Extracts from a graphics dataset
%%
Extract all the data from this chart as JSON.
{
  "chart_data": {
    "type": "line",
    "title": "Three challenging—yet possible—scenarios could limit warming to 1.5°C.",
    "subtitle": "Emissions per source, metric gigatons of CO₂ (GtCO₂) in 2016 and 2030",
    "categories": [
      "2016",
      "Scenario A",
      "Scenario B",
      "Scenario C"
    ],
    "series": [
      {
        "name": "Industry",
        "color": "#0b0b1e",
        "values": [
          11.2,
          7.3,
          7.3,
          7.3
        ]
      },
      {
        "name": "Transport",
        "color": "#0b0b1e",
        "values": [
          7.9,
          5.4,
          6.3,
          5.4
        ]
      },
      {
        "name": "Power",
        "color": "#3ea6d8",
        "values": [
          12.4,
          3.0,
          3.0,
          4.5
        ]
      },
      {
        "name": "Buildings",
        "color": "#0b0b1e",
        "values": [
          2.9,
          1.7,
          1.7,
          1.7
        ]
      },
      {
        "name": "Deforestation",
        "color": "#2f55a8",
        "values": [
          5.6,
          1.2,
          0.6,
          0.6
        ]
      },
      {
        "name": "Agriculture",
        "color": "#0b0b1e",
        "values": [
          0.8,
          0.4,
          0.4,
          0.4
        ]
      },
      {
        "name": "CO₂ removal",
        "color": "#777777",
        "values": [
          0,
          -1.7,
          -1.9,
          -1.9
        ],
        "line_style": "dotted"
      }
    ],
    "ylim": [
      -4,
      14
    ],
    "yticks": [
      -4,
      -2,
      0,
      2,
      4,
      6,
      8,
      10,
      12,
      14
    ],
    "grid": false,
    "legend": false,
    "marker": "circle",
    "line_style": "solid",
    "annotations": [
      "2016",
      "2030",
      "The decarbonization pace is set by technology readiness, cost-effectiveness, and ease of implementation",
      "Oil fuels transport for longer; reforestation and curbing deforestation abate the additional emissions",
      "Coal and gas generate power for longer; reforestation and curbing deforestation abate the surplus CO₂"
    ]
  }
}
%%
Given request
Exactly reproduce all of the entries above.

Correct result
Extract all the data from this chart as JSON.
{
  "chart_data": {
    "type": "line",
    "title": "Three challenging—yet possible—scenarios could limit warming to 1.5°C.",
    "subtitle": "Emissions per source, metric gigatons of CO₂ (GtCO₂) in 2016 and 2030",
    "categories": [
      "2016",
      "Scenario A",
      "Scenario B",
      "Scenario C"
    ],
    "series": [
      {
        "name": "Industry",
        "color": "#0b0b1e",
        "values": [
          11.2,
          7.3,
          7.3,
          7.3
        ]
      },
      {
        "name": "Transport",
        "color": "#0b0b1e",
        "values": [
          7.9,
          5.4,
          6.3,
          5.4
        ]
      },
      {
        "name": "Power",
        "color": "#3ea6d8",
        "values": [
          12.4,
          3.0,
          3.0,
          4.5
        ]
      },
      {
        "name": "Buildings",
        "color": "#0b0b1e",
        "values": [
          2.9,
          1.7,
          1.7,
          1.7
        ]
      },
      {
        "name": "Deforestation",
        "color": "#2f55a8",
        "values": [
          5.6,
          1.2,
          0.6,
          0.6
        ]
      },
      {
        "name": "Agriculture",
        "color": "#0b0b1e",
        "values": [
          0.8,
          0.4,
          0.4,
          0.4
        ]
      },
      {
        "name": "CO₂ removal",
        "color": "#777777",
        "values": [
          0,
          -1.7,
          -1.9,
          -1.9
        ],
        "line_style": "dotted"
      }
    ],
    "ylim": [
      -4,
      14
    ],
    "yticks": [
      -4,
      -2,
      0,
      2,
      4,
      6,
      8,
      10,
      12,
      14
    ],
    "grid": false,
    "legend": false,
    "marker": "circle",
    "line_style": "solid",
    "annotations": [
      "2016",
      "2030",
      "The decarbonization pace is set by technology readiness, cost-effectiveness, and ease of implementation",
      "Oil fuels transport for longer; reforestation and curbing deforestation abate the additional emissions",
      "Coal and gas generate power for longer; reforestation and curbing deforestation abate the surplus CO₂"
    ]
  }
}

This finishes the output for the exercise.